[Extracted data entries]
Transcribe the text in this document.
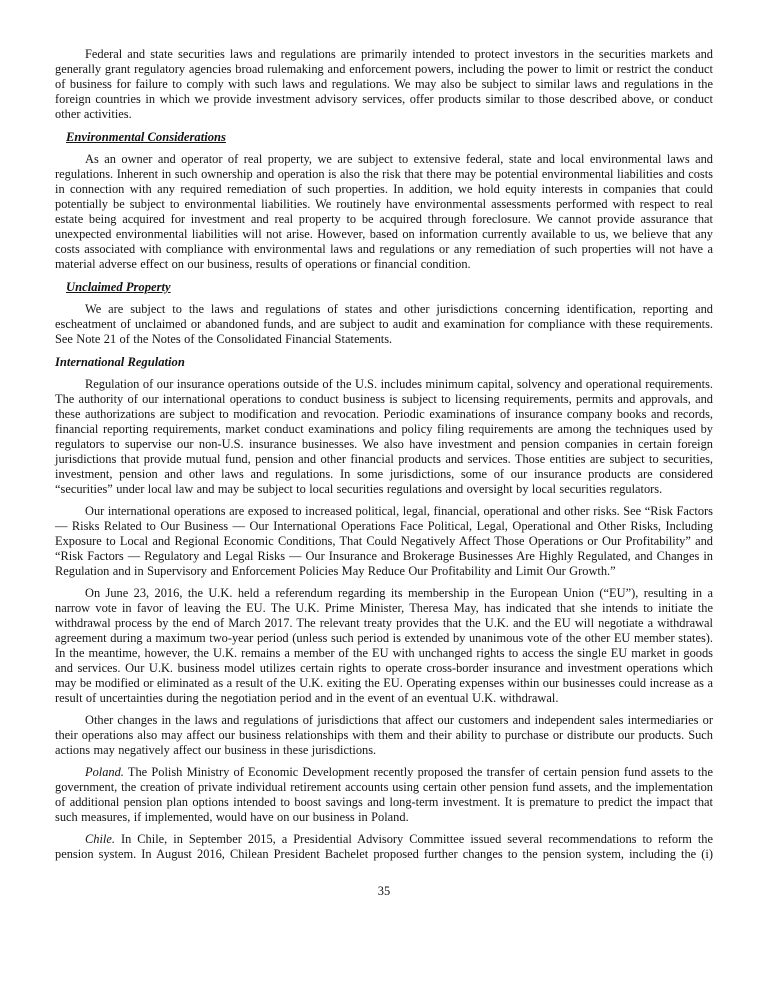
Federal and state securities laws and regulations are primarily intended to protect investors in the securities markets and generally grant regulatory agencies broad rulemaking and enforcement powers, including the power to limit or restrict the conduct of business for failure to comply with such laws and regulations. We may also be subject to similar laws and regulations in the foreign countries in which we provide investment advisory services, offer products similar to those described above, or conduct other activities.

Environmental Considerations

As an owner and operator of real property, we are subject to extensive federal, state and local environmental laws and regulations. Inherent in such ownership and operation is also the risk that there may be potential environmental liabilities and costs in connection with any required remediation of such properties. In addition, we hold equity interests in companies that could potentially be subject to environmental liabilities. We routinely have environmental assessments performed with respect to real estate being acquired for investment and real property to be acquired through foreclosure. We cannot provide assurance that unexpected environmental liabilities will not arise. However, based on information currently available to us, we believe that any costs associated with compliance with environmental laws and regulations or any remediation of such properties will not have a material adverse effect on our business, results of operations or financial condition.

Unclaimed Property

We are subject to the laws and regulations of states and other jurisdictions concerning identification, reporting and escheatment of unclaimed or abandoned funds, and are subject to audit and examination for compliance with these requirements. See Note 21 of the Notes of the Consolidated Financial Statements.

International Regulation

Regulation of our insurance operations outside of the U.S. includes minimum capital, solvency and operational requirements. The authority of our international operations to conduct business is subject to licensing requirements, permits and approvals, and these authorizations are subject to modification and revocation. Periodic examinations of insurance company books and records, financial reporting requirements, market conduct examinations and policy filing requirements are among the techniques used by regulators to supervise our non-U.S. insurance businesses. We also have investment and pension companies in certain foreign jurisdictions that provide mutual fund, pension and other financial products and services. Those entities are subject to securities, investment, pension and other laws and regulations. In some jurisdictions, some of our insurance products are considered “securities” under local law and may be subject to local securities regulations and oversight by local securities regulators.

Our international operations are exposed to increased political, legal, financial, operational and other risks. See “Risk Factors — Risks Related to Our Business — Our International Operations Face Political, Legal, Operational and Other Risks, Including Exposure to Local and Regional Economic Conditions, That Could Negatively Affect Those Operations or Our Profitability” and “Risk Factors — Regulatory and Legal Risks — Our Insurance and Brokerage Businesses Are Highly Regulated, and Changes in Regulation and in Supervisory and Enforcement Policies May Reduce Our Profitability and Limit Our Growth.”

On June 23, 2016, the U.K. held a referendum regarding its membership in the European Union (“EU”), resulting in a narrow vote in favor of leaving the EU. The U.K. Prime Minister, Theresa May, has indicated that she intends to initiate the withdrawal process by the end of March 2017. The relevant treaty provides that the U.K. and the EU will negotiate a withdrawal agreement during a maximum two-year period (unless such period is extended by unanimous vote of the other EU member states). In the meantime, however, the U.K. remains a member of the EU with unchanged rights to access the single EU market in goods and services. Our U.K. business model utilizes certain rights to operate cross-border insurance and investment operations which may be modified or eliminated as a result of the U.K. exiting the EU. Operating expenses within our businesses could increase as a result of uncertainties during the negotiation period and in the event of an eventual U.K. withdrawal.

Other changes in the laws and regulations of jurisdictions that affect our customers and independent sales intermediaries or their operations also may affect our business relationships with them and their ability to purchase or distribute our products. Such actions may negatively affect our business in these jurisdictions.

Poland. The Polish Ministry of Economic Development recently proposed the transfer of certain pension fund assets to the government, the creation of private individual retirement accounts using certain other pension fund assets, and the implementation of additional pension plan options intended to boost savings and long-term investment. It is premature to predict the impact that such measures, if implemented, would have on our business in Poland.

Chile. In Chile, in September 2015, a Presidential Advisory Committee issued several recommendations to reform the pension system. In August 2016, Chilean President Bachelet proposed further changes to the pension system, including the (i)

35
---
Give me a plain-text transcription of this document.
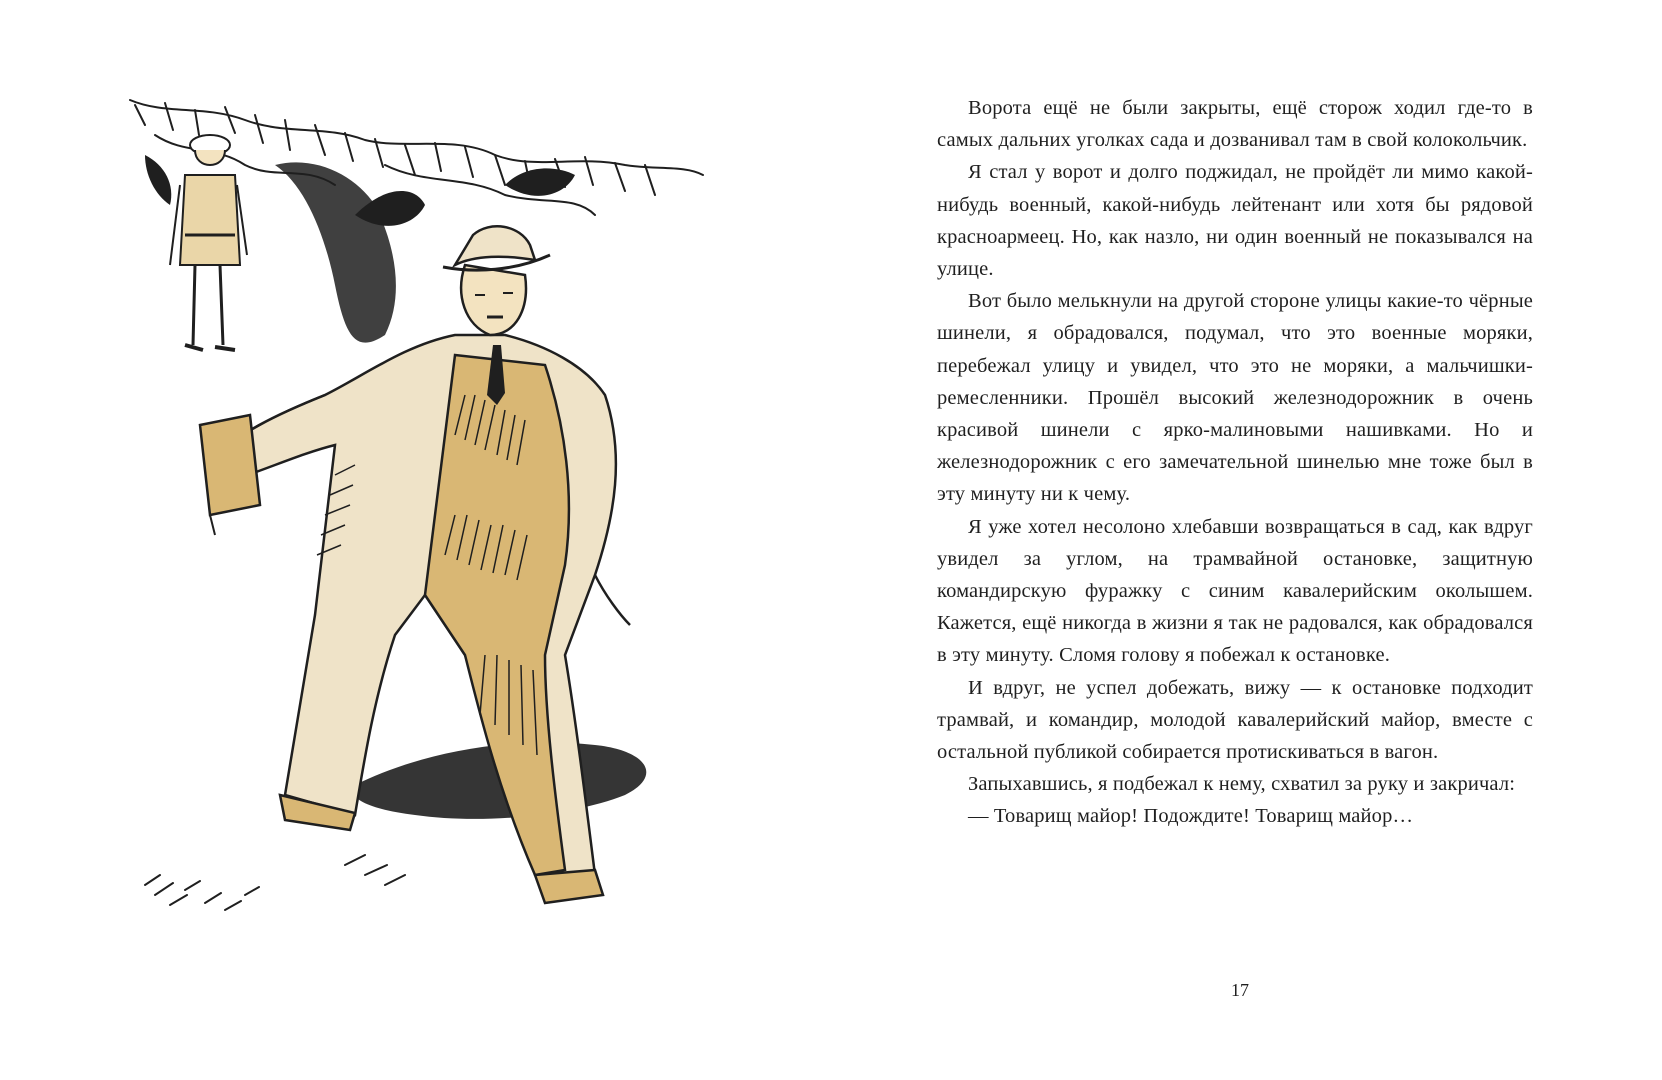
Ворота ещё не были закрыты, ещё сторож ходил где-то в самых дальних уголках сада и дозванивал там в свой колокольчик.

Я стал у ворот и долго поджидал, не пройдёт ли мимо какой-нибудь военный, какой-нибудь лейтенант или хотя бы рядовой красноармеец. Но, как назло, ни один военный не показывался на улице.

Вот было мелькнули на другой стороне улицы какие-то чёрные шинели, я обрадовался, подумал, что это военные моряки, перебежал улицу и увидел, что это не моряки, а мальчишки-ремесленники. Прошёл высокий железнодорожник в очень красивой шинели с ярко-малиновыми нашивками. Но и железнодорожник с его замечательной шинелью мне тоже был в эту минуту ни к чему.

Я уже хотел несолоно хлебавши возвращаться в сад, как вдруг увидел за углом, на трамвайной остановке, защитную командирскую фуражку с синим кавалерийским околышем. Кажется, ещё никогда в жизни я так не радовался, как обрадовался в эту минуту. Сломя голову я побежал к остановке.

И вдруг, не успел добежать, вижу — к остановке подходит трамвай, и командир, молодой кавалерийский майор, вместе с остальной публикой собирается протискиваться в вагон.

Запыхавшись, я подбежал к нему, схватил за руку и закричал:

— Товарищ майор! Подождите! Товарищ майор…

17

YOUR OBJECTIVE = Reproduce each line from the records that contains the word "states".

WORKED SOLUTION =
We are subject to the laws and regulations of states and other jurisdictions concerning identification, reporting and escheatment of unclaimed or abandoned funds, and are subject to audit and examination for compliance with these requirements. See Note 21 of the Notes of the Consolidated Financial Statements.
On June 23, 2016, the U.K. held a referendum regarding its membership in the European Union (“EU”), resulting in a narrow vote in favor of leaving the EU. The U.K. Prime Minister, Theresa May, has indicated that she intends to initiate the withdrawal process by the end of March 2017. The relevant treaty provides that the U.K. and the EU will negotiate a withdrawal agreement during a maximum two-year period (unless such period is extended by unanimous vote of the other EU member states). In the meantime, however, the U.K. remains a member of the EU with unchanged rights to access the single EU market in goods and services. Our U.K. business model utilizes certain rights to operate cross-border insurance and investment operations which may be modified or eliminated as a result of the U.K. exiting the EU. Operating expenses within our businesses could increase as a result of uncertainties during the negotiation period and in the event of an eventual U.K. withdrawal.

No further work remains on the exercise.